== Exercise ==
Across the material below, how many lines contain the word "ponį"? Give only the number.

----

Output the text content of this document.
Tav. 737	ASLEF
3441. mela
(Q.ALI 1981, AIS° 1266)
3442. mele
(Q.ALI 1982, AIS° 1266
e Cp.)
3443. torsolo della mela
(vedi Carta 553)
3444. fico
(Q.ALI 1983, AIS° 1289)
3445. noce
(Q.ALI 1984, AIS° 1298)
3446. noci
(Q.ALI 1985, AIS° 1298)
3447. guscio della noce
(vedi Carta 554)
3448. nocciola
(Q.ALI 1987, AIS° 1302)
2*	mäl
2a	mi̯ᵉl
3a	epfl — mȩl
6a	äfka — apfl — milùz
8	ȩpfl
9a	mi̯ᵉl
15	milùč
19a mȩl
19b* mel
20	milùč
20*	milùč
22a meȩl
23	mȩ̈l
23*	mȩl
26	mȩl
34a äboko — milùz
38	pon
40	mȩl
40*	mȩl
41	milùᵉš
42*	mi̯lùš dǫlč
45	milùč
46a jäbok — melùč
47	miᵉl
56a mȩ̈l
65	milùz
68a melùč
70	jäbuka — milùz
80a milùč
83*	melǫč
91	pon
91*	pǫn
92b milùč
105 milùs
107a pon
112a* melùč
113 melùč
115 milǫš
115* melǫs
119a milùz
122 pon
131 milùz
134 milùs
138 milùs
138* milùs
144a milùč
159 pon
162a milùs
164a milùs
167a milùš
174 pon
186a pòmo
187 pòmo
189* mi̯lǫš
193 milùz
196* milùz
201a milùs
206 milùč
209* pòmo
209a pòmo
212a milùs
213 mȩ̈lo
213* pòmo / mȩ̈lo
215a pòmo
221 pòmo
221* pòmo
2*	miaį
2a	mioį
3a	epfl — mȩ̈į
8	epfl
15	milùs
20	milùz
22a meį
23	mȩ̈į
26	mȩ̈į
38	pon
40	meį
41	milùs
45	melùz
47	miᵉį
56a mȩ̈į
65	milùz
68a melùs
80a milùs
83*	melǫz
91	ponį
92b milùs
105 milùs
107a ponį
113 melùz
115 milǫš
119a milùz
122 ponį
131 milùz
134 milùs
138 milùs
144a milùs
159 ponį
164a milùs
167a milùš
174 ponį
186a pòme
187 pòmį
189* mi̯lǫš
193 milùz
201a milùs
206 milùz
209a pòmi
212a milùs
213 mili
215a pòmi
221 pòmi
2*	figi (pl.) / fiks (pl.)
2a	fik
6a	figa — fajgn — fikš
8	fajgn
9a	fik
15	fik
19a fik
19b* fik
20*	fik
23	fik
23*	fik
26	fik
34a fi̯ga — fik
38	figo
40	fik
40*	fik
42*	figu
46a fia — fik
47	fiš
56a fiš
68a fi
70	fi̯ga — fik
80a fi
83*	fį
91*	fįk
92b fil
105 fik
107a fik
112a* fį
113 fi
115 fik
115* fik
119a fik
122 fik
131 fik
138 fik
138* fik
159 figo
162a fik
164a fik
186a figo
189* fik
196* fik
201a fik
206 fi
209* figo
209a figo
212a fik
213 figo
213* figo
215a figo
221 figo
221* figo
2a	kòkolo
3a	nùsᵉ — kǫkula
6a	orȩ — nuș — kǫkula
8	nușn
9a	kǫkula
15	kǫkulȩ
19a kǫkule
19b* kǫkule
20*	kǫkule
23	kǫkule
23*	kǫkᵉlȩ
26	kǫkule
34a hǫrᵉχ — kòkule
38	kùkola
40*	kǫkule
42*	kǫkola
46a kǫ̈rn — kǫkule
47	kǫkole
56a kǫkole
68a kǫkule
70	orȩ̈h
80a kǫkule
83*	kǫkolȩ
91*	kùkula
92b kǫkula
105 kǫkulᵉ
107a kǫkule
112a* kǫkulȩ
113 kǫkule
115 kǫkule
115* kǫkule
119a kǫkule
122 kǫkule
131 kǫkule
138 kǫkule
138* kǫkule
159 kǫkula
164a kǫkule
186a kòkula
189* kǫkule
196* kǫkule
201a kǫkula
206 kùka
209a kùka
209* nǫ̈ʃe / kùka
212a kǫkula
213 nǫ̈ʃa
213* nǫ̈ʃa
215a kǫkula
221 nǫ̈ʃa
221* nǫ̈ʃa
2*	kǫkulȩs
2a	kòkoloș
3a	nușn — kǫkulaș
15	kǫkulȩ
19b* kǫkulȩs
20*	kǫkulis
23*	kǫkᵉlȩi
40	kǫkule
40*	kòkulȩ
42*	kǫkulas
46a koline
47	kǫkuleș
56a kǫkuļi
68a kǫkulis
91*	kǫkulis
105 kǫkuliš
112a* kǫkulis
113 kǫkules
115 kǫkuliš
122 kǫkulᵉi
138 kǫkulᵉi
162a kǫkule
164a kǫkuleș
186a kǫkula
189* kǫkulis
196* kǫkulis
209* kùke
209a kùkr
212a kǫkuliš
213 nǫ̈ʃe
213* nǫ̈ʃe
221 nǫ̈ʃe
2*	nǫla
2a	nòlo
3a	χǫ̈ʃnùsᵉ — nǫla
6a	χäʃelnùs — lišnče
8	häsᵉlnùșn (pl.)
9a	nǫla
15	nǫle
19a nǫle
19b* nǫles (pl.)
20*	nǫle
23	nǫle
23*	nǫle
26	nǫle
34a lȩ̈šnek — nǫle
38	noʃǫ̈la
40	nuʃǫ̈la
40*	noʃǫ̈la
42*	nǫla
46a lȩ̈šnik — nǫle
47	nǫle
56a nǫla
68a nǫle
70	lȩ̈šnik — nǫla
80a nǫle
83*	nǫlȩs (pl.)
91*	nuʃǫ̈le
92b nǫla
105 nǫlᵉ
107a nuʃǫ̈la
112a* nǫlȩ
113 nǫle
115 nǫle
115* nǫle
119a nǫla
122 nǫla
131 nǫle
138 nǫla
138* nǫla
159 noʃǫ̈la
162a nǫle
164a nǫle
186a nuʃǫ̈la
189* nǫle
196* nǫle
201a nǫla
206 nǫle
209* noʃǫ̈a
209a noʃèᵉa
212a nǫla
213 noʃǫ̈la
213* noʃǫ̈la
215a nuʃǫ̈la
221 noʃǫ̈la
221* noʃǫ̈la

----

== Result for this exercise ==
5